───── AVAILABLE DATA
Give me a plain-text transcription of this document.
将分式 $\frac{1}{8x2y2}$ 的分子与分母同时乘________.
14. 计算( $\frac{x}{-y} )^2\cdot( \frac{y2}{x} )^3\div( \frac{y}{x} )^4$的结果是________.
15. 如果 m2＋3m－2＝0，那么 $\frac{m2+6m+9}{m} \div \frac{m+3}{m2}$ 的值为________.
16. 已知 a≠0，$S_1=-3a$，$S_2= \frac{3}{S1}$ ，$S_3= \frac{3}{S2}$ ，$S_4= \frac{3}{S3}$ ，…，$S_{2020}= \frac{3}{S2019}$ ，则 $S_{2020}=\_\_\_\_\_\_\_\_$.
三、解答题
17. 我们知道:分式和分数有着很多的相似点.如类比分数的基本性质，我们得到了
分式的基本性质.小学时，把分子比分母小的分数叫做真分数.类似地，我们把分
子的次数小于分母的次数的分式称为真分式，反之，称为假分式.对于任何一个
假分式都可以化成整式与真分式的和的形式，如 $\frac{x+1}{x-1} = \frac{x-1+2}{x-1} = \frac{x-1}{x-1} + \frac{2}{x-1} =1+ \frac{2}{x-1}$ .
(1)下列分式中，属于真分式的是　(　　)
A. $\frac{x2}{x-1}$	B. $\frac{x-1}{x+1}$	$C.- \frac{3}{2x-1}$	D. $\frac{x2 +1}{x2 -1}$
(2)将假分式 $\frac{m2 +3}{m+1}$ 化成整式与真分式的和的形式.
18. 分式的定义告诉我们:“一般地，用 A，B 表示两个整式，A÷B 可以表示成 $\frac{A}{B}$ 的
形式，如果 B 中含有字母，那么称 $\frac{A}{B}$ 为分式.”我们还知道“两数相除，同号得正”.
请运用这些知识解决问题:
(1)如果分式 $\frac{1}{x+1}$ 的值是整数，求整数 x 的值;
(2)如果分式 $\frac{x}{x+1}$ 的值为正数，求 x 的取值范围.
──────────
**TASK**
Restate each entry exactly, skipping none.

**ANSWER TO THE TASK**
Give me a plain-text transcription of this document.
将分式 $\frac{1}{8x2y2}$ 的分子与分母同时乘________.
14. 计算( $\frac{x}{-y} )^2\cdot( \frac{y2}{x} )^3\div( \frac{y}{x} )^4$的结果是________.
15. 如果 m2＋3m－2＝0，那么 $\frac{m2+6m+9}{m} \div \frac{m+3}{m2}$ 的值为________.
16. 已知 a≠0，$S_1=-3a$，$S_2= \frac{3}{S1}$ ，$S_3= \frac{3}{S2}$ ，$S_4= \frac{3}{S3}$ ，…，$S_{2020}= \frac{3}{S2019}$ ，则 $S_{2020}=\_\_\_\_\_\_\_\_$.
三、解答题
17. 我们知道:分式和分数有着很多的相似点.如类比分数的基本性质，我们得到了
分式的基本性质.小学时，把分子比分母小的分数叫做真分数.类似地，我们把分
子的次数小于分母的次数的分式称为真分式，反之，称为假分式.对于任何一个
假分式都可以化成整式与真分式的和的形式，如 $\frac{x+1}{x-1} = \frac{x-1+2}{x-1} = \frac{x-1}{x-1} + \frac{2}{x-1} =1+ \frac{2}{x-1}$ .
(1)下列分式中，属于真分式的是　(　　)
A. $\frac{x2}{x-1}$	B. $\frac{x-1}{x+1}$	$C.- \frac{3}{2x-1}$	D. $\frac{x2 +1}{x2 -1}$
(2)将假分式 $\frac{m2 +3}{m+1}$ 化成整式与真分式的和的形式.
18. 分式的定义告诉我们:“一般地，用 A，B 表示两个整式，A÷B 可以表示成 $\frac{A}{B}$ 的
形式，如果 B 中含有字母，那么称 $\frac{A}{B}$ 为分式.”我们还知道“两数相除，同号得正”.
请运用这些知识解决问题:
(1)如果分式 $\frac{1}{x+1}$ 的值是整数，求整数 x 的值;
(2)如果分式 $\frac{x}{x+1}$ 的值为正数，求 x 的取值范围.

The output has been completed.